--- Requirements ---
Copy all lines below containing "passe".

--- Data excerpts ---
-.-.-

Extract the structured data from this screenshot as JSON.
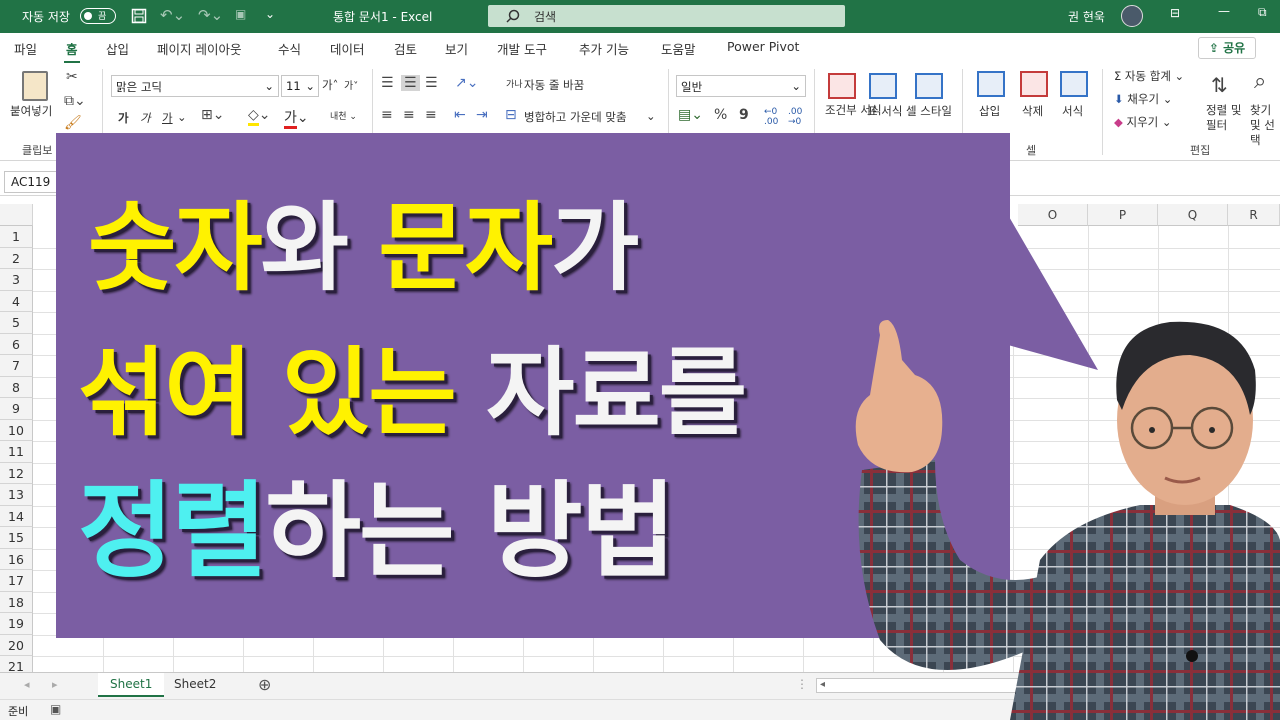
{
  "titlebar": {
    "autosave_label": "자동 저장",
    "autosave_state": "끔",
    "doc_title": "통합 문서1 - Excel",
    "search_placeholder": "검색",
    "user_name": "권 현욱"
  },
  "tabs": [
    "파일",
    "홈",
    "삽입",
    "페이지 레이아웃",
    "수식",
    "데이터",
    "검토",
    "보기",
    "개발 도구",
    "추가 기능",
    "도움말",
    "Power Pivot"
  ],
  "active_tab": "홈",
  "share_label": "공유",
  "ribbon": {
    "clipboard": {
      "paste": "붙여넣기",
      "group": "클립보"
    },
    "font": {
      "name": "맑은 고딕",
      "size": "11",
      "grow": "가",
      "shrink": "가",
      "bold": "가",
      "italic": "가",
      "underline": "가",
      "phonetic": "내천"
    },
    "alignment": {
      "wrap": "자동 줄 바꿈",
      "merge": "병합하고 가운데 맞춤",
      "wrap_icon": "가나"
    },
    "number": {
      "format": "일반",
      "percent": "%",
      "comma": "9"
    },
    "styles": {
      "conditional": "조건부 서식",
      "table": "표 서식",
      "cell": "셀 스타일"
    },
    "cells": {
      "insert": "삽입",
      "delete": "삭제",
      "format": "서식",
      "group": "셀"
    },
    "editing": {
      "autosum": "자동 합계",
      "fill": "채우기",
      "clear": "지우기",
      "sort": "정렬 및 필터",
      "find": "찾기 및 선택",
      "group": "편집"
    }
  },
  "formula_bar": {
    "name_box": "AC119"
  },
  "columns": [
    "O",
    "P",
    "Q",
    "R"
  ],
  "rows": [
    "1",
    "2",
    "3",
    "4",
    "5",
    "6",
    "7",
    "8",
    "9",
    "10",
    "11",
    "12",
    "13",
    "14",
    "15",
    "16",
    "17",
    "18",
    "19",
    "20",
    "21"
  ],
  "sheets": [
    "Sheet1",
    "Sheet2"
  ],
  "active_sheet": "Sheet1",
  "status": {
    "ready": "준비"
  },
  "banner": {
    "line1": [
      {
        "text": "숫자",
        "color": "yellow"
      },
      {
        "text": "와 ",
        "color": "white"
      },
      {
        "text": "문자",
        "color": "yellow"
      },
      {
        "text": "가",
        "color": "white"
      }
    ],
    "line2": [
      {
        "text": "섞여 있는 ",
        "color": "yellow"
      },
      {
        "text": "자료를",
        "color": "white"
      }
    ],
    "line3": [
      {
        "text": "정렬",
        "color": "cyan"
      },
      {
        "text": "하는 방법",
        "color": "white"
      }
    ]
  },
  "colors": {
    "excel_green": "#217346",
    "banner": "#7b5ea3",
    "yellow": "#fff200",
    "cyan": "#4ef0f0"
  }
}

-.-.-

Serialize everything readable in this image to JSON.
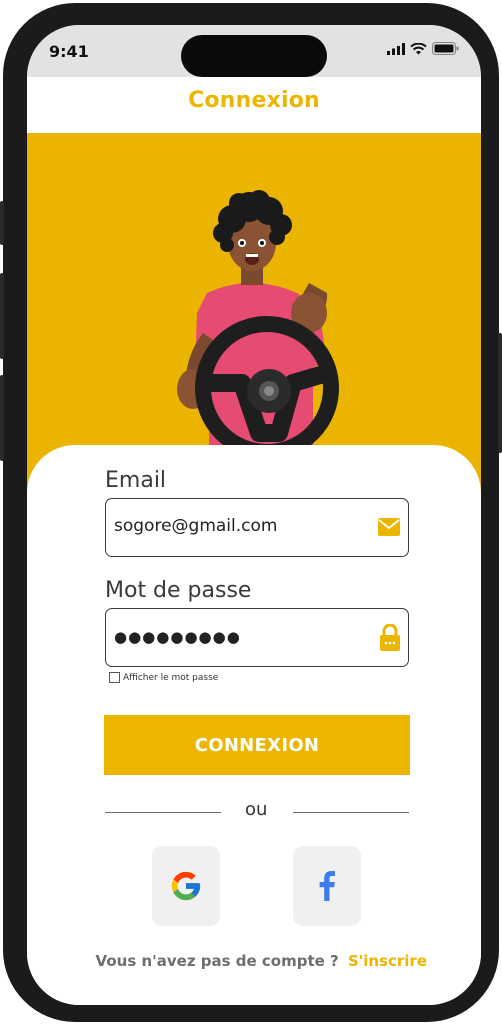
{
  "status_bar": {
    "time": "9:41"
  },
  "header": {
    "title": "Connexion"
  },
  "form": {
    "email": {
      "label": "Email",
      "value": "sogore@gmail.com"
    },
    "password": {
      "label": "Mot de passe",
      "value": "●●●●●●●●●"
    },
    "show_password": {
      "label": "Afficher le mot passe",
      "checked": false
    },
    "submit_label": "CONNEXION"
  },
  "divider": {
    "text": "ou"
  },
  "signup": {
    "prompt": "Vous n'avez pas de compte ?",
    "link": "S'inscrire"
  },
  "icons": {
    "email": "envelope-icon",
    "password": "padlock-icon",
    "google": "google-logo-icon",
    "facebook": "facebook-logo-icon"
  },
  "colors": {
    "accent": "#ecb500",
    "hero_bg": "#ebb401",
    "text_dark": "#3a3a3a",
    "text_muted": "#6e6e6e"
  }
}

-.-.-

--- Worked solution ---
      "label": "Mot de passe",
      "label": "Afficher le mot passe",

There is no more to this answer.